▶ **Task input**
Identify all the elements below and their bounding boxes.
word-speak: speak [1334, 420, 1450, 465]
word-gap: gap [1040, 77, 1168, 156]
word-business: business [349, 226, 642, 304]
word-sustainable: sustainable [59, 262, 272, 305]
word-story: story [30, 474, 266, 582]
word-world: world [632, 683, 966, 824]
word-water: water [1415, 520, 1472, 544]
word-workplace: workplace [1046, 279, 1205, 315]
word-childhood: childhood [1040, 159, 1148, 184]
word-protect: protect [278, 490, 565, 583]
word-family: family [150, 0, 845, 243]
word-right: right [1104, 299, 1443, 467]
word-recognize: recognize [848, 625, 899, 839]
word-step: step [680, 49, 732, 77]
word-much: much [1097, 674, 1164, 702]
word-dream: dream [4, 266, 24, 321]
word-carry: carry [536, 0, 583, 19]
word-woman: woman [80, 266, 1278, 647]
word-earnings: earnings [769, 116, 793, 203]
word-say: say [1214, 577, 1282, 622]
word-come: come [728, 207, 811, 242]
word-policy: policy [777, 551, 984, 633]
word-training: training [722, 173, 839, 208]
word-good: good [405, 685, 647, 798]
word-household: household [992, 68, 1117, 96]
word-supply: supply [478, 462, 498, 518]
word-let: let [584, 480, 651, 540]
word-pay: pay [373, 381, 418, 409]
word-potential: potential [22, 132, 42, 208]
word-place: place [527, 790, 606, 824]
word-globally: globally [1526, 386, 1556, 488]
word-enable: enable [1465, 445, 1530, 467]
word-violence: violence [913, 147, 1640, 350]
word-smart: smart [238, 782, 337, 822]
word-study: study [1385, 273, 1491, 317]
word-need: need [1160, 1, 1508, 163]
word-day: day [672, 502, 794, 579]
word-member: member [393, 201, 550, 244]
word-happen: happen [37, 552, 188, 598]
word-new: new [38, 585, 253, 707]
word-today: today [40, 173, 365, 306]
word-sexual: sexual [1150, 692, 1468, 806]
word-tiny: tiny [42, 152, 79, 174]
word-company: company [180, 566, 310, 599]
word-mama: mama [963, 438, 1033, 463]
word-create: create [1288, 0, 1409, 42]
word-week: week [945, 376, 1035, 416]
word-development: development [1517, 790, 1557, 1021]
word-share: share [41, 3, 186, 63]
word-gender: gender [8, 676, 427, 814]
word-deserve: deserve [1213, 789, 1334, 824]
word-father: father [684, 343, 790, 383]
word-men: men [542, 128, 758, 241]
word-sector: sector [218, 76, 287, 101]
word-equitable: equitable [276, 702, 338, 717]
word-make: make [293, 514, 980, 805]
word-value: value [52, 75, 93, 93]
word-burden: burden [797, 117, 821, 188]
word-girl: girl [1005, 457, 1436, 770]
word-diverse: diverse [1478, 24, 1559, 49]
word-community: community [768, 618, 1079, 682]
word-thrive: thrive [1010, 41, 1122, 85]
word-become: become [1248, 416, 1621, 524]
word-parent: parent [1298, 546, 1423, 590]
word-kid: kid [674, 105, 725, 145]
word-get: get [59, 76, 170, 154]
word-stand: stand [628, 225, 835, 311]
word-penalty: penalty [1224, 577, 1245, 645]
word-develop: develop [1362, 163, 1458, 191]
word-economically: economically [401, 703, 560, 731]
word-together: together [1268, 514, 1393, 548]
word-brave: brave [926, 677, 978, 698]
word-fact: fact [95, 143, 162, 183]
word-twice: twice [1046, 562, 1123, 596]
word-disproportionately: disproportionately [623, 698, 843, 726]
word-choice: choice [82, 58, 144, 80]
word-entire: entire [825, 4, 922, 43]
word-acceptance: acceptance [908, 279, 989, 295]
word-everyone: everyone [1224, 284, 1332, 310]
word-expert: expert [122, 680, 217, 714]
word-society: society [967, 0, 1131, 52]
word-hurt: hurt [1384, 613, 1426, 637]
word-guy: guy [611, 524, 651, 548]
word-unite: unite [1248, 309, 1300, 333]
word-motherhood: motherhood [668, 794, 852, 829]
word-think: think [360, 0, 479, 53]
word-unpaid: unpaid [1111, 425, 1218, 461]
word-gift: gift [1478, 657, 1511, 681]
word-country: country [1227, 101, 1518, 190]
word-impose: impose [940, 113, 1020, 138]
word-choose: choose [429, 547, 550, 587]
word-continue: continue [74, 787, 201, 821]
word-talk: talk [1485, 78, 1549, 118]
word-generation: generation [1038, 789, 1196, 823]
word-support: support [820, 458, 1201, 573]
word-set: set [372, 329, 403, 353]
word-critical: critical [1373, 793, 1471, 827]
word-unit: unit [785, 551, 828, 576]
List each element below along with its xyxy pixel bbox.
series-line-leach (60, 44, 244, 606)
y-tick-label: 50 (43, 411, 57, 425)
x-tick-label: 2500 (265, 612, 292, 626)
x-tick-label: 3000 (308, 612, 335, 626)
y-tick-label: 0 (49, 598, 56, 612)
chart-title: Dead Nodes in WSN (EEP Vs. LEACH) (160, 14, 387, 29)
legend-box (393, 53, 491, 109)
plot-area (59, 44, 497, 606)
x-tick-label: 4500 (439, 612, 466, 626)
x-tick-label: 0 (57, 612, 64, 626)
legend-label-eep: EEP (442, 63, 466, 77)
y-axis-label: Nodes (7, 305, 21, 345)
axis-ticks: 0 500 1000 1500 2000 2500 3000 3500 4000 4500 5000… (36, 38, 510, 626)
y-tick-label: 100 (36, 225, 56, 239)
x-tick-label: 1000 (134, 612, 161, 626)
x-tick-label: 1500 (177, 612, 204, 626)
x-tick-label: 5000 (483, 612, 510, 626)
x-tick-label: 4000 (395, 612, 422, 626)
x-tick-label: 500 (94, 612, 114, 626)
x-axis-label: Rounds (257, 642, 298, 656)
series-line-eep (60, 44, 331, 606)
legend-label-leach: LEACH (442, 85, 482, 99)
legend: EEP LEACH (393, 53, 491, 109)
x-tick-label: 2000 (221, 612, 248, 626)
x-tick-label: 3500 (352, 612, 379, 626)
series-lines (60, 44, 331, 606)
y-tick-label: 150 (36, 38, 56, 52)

▶ **Written exercise**
Please rewrite the lines above, swapping "Rounds" for "Cycles" and leaving everything else the same.

▶ **Exercise response**
Identify all the elements below and their bounding boxes.
word-speak: speak [1334, 420, 1450, 465]
word-gap: gap [1040, 77, 1168, 156]
word-business: business [349, 226, 642, 304]
word-sustainable: sustainable [59, 262, 272, 305]
word-story: story [30, 474, 266, 582]
word-world: world [632, 683, 966, 824]
word-water: water [1415, 520, 1472, 544]
word-workplace: workplace [1046, 279, 1205, 315]
word-childhood: childhood [1040, 159, 1148, 184]
word-protect: protect [278, 490, 565, 583]
word-family: family [150, 0, 845, 243]
word-right: right [1104, 299, 1443, 467]
word-recognize: recognize [848, 625, 899, 839]
word-step: step [680, 49, 732, 77]
word-much: much [1097, 674, 1164, 702]
word-dream: dream [4, 266, 24, 321]
word-carry: carry [536, 0, 583, 19]
word-woman: woman [80, 266, 1278, 647]
word-earnings: earnings [769, 116, 793, 203]
word-say: say [1214, 577, 1282, 622]
word-come: come [728, 207, 811, 242]
word-policy: policy [777, 551, 984, 633]
word-training: training [722, 173, 839, 208]
word-good: good [405, 685, 647, 798]
word-household: household [992, 68, 1117, 96]
word-supply: supply [478, 462, 498, 518]
word-let: let [584, 480, 651, 540]
word-pay: pay [373, 381, 418, 409]
word-potential: potential [22, 132, 42, 208]
word-place: place [527, 790, 606, 824]
word-globally: globally [1526, 386, 1556, 488]
word-enable: enable [1465, 445, 1530, 467]
word-violence: violence [913, 147, 1640, 350]
word-smart: smart [238, 782, 337, 822]
word-study: study [1385, 273, 1491, 317]
word-need: need [1160, 1, 1508, 163]
word-day: day [672, 502, 794, 579]
word-member: member [393, 201, 550, 244]
word-happen: happen [37, 552, 188, 598]
word-new: new [38, 585, 253, 707]
word-today: today [40, 173, 365, 306]
word-sexual: sexual [1150, 692, 1468, 806]
word-tiny: tiny [42, 152, 79, 174]
word-company: company [180, 566, 310, 599]
word-mama: mama [963, 438, 1033, 463]
word-create: create [1288, 0, 1409, 42]
word-week: week [945, 376, 1035, 416]
word-development: development [1517, 790, 1557, 1021]
word-share: share [41, 3, 186, 63]
word-gender: gender [8, 676, 427, 814]
word-deserve: deserve [1213, 789, 1334, 824]
word-father: father [684, 343, 790, 383]
word-men: men [542, 128, 758, 241]
word-sector: sector [218, 76, 287, 101]
word-equitable: equitable [276, 702, 338, 717]
word-make: make [293, 514, 980, 805]
word-value: value [52, 75, 93, 93]
word-burden: burden [797, 117, 821, 188]
word-girl: girl [1005, 457, 1436, 770]
word-diverse: diverse [1478, 24, 1559, 49]
word-community: community [768, 618, 1079, 682]
word-thrive: thrive [1010, 41, 1122, 85]
word-become: become [1248, 416, 1621, 524]
word-parent: parent [1298, 546, 1423, 590]
word-kid: kid [674, 105, 725, 145]
word-get: get [59, 76, 170, 154]
word-stand: stand [628, 225, 835, 311]
word-penalty: penalty [1224, 577, 1245, 645]
word-develop: develop [1362, 163, 1458, 191]
word-economically: economically [401, 703, 560, 731]
word-together: together [1268, 514, 1393, 548]
word-brave: brave [926, 677, 978, 698]
word-fact: fact [95, 143, 162, 183]
word-twice: twice [1046, 562, 1123, 596]
word-disproportionately: disproportionately [623, 698, 843, 726]
word-choice: choice [82, 58, 144, 80]
word-entire: entire [825, 4, 922, 43]
word-acceptance: acceptance [908, 279, 989, 295]
word-everyone: everyone [1224, 284, 1332, 310]
word-expert: expert [122, 680, 217, 714]
word-society: society [967, 0, 1131, 52]
word-hurt: hurt [1384, 613, 1426, 637]
word-guy: guy [611, 524, 651, 548]
word-unite: unite [1248, 309, 1300, 333]
word-motherhood: motherhood [668, 794, 852, 829]
word-think: think [360, 0, 479, 53]
word-unpaid: unpaid [1111, 425, 1218, 461]
word-gift: gift [1478, 657, 1511, 681]
word-country: country [1227, 101, 1518, 190]
word-impose: impose [940, 113, 1020, 138]
word-choose: choose [429, 547, 550, 587]
word-continue: continue [74, 787, 201, 821]
word-talk: talk [1485, 78, 1549, 118]
word-generation: generation [1038, 789, 1196, 823]
word-support: support [820, 458, 1201, 573]
word-set: set [372, 329, 403, 353]
word-critical: critical [1373, 793, 1471, 827]
word-unit: unit [785, 551, 828, 576]
List each element below along with its xyxy pixel bbox.
series-line-leach (60, 44, 244, 606)
y-tick-label: 50 (43, 411, 57, 425)
x-tick-label: 2500 (265, 612, 292, 626)
x-tick-label: 3000 (308, 612, 335, 626)
y-tick-label: 0 (49, 598, 56, 612)
chart-title: Dead Nodes in WSN (EEP Vs. LEACH) (160, 14, 387, 29)
legend-box (393, 53, 491, 109)
plot-area (59, 44, 497, 606)
x-tick-label: 4500 (439, 612, 466, 626)
x-tick-label: 0 (57, 612, 64, 626)
legend-label-eep: EEP (442, 63, 466, 77)
y-axis-label: Nodes (7, 305, 21, 345)
axis-ticks: 0 500 1000 1500 2000 2500 3000 3500 4000 4500 5000… (36, 38, 510, 626)
y-tick-label: 100 (36, 225, 56, 239)
x-tick-label: 1000 (134, 612, 161, 626)
x-tick-label: 1500 (177, 612, 204, 626)
x-tick-label: 5000 (483, 612, 510, 626)
x-tick-label: 4000 (395, 612, 422, 626)
x-tick-label: 500 (94, 612, 114, 626)
x-axis-label: Cycles (257, 642, 298, 656)
series-line-eep (60, 44, 331, 606)
legend-label-leach: LEACH (442, 85, 482, 99)
legend: EEP LEACH (393, 53, 491, 109)
x-tick-label: 2000 (221, 612, 248, 626)
x-tick-label: 3500 (352, 612, 379, 626)
series-lines (60, 44, 331, 606)
y-tick-label: 150 (36, 38, 56, 52)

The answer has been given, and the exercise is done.